A run of records:
────────────────────────────────────────

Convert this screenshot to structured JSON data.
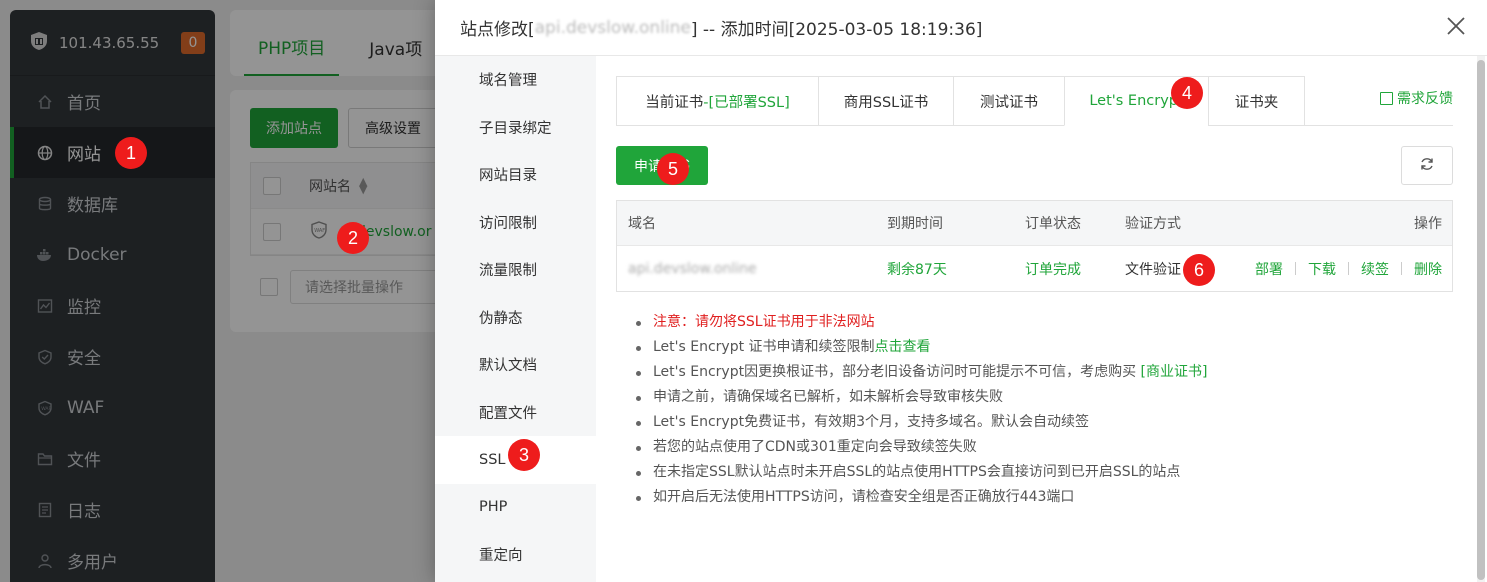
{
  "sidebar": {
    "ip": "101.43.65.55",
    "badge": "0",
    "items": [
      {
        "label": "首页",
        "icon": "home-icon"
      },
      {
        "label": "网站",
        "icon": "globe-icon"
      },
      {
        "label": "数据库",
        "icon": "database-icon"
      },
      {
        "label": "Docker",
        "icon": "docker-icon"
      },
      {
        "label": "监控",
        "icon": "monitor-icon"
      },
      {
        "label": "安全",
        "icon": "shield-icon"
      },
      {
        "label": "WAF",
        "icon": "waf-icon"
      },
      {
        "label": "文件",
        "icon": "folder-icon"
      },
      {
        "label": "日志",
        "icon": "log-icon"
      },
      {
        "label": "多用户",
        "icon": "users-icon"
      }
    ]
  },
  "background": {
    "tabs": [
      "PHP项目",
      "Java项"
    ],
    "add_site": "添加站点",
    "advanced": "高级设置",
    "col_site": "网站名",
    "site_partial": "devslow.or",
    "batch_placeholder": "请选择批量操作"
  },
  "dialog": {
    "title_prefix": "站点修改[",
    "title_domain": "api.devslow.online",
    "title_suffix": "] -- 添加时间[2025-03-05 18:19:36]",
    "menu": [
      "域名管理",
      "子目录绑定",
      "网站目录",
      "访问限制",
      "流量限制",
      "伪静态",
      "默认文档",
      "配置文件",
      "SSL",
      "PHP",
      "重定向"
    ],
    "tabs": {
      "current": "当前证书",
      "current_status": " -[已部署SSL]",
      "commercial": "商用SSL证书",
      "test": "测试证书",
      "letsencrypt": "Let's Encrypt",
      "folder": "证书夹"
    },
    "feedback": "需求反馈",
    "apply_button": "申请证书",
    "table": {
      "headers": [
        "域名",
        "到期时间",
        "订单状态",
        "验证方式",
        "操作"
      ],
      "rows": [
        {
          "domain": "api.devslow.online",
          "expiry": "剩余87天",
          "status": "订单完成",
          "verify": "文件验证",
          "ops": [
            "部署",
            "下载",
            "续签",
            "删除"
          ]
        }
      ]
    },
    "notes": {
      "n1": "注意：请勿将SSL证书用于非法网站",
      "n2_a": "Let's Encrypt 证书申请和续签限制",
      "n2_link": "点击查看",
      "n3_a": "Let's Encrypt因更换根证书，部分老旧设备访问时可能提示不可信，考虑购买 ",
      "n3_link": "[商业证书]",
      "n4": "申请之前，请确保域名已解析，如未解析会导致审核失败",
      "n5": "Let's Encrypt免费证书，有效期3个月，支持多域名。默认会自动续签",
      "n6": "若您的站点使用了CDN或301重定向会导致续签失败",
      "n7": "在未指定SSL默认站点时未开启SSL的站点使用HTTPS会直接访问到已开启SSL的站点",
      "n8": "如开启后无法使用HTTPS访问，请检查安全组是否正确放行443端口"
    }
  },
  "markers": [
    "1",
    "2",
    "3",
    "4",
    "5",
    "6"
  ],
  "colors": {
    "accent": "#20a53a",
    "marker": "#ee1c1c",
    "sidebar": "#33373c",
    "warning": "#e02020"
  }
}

────────────────────────────────────────

* What to work on:
Pictures are excluded; repeat every record exactly.

* Final answer:
Convert this screenshot to structured JSON data.
{
  "sidebar": {
    "ip": "101.43.65.55",
    "badge": "0",
    "items": [
      {
        "label": "首页",
        "icon": "home-icon"
      },
      {
        "label": "网站",
        "icon": "globe-icon"
      },
      {
        "label": "数据库",
        "icon": "database-icon"
      },
      {
        "label": "Docker",
        "icon": "docker-icon"
      },
      {
        "label": "监控",
        "icon": "monitor-icon"
      },
      {
        "label": "安全",
        "icon": "shield-icon"
      },
      {
        "label": "WAF",
        "icon": "waf-icon"
      },
      {
        "label": "文件",
        "icon": "folder-icon"
      },
      {
        "label": "日志",
        "icon": "log-icon"
      },
      {
        "label": "多用户",
        "icon": "users-icon"
      }
    ]
  },
  "background": {
    "tabs": [
      "PHP项目",
      "Java项"
    ],
    "add_site": "添加站点",
    "advanced": "高级设置",
    "col_site": "网站名",
    "site_partial": "devslow.or",
    "batch_placeholder": "请选择批量操作"
  },
  "dialog": {
    "title_prefix": "站点修改[",
    "title_domain": "api.devslow.online",
    "title_suffix": "] -- 添加时间[2025-03-05 18:19:36]",
    "menu": [
      "域名管理",
      "子目录绑定",
      "网站目录",
      "访问限制",
      "流量限制",
      "伪静态",
      "默认文档",
      "配置文件",
      "SSL",
      "PHP",
      "重定向"
    ],
    "tabs": {
      "current": "当前证书",
      "current_status": " -[已部署SSL]",
      "commercial": "商用SSL证书",
      "test": "测试证书",
      "letsencrypt": "Let's Encrypt",
      "folder": "证书夹"
    },
    "feedback": "需求反馈",
    "apply_button": "申请证书",
    "table": {
      "headers": [
        "域名",
        "到期时间",
        "订单状态",
        "验证方式",
        "操作"
      ],
      "rows": [
        {
          "domain": "api.devslow.online",
          "expiry": "剩余87天",
          "status": "订单完成",
          "verify": "文件验证",
          "ops": [
            "部署",
            "下载",
            "续签",
            "删除"
          ]
        }
      ]
    },
    "notes": {
      "n1": "注意：请勿将SSL证书用于非法网站",
      "n2_a": "Let's Encrypt 证书申请和续签限制",
      "n2_link": "点击查看",
      "n3_a": "Let's Encrypt因更换根证书，部分老旧设备访问时可能提示不可信，考虑购买 ",
      "n3_link": "[商业证书]",
      "n4": "申请之前，请确保域名已解析，如未解析会导致审核失败",
      "n5": "Let's Encrypt免费证书，有效期3个月，支持多域名。默认会自动续签",
      "n6": "若您的站点使用了CDN或301重定向会导致续签失败",
      "n7": "在未指定SSL默认站点时未开启SSL的站点使用HTTPS会直接访问到已开启SSL的站点",
      "n8": "如开启后无法使用HTTPS访问，请检查安全组是否正确放行443端口"
    }
  },
  "markers": [
    "1",
    "2",
    "3",
    "4",
    "5",
    "6"
  ],
  "colors": {
    "accent": "#20a53a",
    "marker": "#ee1c1c",
    "sidebar": "#33373c",
    "warning": "#e02020"
  }
}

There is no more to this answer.